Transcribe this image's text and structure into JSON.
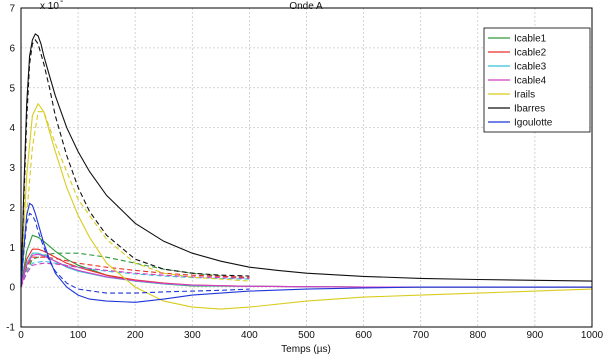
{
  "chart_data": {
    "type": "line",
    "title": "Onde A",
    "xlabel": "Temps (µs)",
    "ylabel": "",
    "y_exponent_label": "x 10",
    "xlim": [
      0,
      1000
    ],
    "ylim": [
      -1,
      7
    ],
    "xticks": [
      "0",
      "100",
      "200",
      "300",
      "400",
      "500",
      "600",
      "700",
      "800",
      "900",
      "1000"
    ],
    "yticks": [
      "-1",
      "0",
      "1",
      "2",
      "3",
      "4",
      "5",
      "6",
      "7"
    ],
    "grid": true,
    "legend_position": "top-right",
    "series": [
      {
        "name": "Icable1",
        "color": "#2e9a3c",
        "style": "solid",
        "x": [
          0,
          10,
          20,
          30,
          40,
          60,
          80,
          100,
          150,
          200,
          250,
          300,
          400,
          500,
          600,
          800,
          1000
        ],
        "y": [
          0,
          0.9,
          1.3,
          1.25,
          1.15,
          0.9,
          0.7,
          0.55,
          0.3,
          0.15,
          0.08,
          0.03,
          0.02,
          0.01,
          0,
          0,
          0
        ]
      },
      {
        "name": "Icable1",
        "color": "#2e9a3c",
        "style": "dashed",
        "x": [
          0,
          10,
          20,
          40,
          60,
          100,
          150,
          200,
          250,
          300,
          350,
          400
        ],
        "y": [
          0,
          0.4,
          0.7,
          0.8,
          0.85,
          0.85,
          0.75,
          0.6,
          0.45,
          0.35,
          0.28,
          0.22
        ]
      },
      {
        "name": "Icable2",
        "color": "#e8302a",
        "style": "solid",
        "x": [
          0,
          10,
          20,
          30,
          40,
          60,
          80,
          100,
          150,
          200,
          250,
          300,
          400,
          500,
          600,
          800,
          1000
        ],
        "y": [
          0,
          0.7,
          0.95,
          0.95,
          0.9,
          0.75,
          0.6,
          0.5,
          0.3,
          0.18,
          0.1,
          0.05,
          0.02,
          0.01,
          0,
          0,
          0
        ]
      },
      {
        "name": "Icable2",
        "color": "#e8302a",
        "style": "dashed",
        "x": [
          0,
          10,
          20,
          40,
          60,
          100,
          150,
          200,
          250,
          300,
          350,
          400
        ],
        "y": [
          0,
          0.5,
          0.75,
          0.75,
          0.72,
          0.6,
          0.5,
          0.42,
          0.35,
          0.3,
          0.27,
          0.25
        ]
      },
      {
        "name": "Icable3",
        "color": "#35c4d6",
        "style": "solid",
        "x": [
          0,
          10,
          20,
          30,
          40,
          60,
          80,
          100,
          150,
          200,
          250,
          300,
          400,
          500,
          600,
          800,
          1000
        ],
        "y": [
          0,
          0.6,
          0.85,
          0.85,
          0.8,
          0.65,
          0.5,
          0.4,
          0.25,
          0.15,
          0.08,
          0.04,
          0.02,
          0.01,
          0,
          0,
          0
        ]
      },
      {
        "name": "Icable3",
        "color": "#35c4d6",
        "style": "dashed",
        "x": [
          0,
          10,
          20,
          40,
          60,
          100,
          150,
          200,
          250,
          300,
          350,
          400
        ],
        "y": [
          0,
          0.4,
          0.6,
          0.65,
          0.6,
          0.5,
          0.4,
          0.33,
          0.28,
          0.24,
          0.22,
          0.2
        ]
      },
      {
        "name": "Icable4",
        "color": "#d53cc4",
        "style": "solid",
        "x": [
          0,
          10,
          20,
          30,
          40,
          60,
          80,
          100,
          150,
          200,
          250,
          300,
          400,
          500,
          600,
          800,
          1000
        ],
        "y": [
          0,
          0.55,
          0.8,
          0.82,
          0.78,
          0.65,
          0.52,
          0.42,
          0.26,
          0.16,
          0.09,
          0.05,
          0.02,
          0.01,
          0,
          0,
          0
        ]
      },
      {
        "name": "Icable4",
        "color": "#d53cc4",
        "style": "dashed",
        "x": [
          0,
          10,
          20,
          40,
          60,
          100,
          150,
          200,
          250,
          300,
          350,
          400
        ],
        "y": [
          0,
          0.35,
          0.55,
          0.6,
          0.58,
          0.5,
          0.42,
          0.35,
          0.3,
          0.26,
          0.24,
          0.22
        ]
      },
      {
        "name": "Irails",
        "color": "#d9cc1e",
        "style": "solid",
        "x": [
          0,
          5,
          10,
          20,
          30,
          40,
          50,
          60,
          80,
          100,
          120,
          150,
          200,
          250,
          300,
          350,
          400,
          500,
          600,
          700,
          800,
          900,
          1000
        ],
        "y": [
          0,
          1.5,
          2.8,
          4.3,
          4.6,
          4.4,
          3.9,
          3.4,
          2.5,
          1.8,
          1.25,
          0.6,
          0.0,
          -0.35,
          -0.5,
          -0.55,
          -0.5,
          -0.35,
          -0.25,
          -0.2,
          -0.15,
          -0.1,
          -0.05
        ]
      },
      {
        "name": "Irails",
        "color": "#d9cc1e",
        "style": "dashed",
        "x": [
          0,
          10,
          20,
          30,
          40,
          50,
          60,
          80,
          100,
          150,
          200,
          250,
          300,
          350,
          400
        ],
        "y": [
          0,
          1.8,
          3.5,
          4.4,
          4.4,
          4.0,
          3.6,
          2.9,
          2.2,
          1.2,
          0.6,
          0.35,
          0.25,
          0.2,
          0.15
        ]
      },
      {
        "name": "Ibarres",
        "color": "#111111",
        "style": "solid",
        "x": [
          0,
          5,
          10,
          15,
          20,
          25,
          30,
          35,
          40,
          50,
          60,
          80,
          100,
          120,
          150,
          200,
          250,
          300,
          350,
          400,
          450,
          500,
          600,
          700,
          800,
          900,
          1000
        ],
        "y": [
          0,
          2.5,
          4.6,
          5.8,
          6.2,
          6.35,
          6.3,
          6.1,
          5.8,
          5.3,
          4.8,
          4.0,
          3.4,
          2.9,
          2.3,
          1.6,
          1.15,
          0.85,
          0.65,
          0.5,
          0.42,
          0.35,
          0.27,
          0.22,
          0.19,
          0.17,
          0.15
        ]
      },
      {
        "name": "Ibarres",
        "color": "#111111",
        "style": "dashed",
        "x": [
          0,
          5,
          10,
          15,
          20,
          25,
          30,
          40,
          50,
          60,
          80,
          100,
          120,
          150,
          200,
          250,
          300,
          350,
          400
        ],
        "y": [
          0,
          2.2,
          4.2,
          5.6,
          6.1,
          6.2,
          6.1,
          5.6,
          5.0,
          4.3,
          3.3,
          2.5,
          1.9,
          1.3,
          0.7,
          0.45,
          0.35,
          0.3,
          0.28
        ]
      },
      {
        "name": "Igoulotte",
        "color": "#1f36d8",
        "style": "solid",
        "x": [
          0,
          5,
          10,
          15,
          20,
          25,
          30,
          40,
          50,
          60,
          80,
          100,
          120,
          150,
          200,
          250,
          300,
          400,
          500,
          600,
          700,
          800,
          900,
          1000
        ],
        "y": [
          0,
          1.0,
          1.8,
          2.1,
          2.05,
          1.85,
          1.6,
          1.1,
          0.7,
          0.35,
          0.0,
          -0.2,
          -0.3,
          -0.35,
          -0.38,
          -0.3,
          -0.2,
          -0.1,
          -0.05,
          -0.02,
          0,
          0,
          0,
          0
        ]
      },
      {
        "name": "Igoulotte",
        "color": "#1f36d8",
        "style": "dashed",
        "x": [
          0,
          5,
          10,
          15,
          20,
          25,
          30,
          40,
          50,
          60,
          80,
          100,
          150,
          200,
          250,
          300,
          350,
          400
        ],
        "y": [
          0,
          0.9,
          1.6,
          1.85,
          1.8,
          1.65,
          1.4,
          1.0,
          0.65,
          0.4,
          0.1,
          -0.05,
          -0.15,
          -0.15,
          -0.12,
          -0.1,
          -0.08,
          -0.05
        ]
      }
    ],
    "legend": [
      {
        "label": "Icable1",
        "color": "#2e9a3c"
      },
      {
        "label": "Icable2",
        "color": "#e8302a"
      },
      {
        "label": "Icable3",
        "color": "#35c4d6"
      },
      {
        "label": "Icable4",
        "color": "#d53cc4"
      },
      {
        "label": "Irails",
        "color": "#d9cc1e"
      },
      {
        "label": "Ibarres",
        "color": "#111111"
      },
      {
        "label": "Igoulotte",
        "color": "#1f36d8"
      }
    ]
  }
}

····················

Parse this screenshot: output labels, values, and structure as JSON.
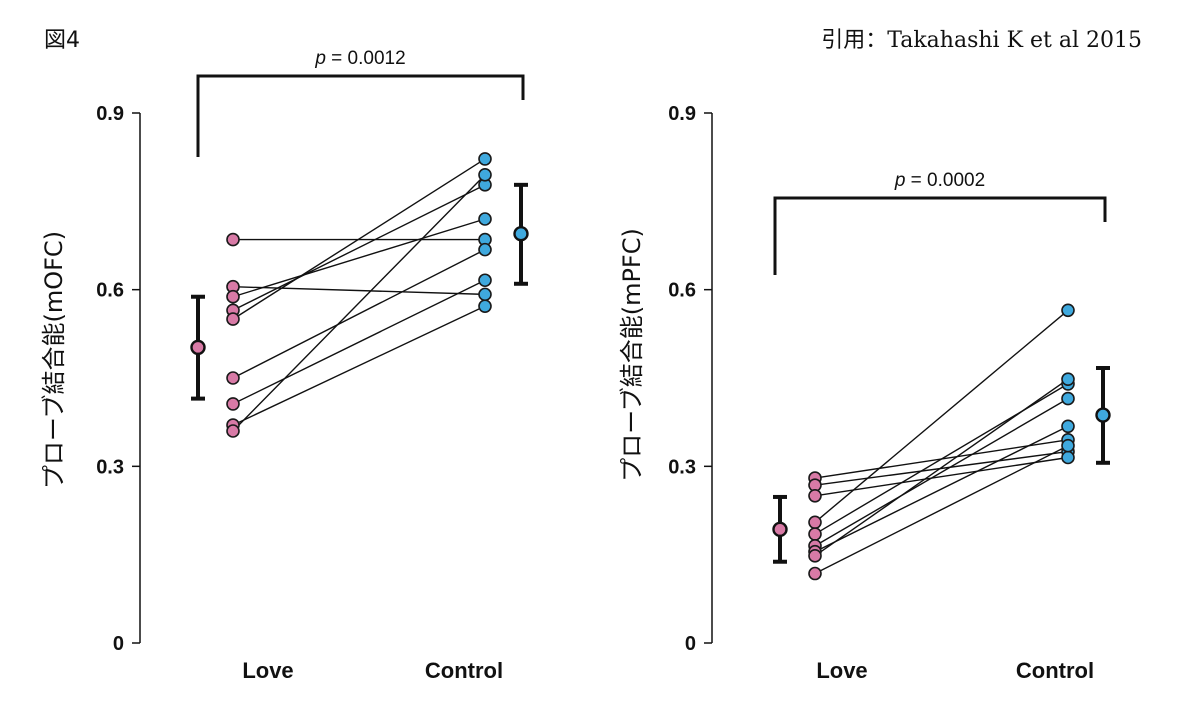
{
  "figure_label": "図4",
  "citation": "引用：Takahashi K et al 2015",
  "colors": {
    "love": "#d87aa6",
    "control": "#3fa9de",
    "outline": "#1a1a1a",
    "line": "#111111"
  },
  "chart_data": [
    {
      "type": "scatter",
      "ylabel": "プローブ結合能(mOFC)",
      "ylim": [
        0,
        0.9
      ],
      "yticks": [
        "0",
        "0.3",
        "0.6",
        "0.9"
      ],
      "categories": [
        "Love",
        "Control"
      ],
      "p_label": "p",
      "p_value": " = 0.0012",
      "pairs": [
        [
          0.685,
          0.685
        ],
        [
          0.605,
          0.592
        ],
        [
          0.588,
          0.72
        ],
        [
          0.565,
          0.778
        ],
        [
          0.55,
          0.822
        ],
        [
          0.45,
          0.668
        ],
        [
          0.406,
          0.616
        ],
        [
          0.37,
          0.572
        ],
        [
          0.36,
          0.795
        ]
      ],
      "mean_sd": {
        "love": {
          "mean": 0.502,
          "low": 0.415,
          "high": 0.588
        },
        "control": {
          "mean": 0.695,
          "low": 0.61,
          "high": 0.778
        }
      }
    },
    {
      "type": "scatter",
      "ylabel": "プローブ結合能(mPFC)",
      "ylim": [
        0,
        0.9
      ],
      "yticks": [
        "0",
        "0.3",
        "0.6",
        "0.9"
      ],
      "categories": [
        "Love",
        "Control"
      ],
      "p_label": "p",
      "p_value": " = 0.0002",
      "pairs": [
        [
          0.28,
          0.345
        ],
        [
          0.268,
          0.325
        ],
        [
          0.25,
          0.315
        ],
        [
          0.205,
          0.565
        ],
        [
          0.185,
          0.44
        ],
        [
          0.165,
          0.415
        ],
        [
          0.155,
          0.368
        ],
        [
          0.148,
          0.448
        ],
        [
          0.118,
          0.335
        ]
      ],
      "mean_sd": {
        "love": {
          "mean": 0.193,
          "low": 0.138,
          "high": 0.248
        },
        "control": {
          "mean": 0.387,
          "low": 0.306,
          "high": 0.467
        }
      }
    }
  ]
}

····················

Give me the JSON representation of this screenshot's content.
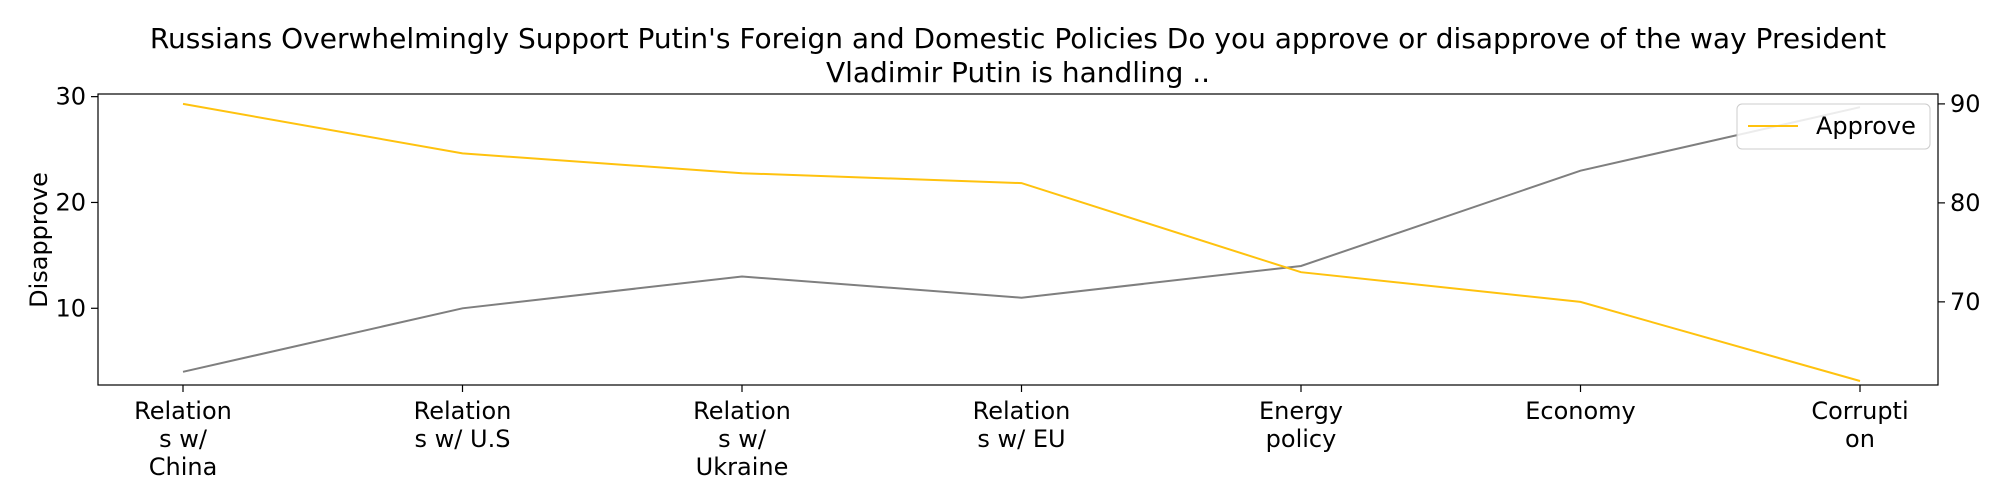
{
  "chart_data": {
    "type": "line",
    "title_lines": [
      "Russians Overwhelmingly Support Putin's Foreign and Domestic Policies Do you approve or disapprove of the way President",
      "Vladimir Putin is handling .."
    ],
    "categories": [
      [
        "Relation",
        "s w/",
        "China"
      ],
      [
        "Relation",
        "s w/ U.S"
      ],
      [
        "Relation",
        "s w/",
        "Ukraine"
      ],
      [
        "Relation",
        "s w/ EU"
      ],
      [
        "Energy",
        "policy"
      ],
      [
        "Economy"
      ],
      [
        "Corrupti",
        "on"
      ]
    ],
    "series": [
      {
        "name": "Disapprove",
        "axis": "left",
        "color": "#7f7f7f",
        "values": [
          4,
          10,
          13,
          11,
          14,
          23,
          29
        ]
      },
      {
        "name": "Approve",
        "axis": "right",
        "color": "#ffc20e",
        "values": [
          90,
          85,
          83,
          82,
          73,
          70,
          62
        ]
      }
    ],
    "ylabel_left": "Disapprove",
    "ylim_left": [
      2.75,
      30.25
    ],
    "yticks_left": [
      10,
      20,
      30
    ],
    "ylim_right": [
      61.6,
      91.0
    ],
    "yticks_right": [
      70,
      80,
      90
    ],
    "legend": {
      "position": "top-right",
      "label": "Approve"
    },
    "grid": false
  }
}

····················

Short problem
Show, from the material above, each line that includes the string "high".

Task result
          "high": 0.588
          "high": 0.778
          "high": 0.248
          "high": 0.467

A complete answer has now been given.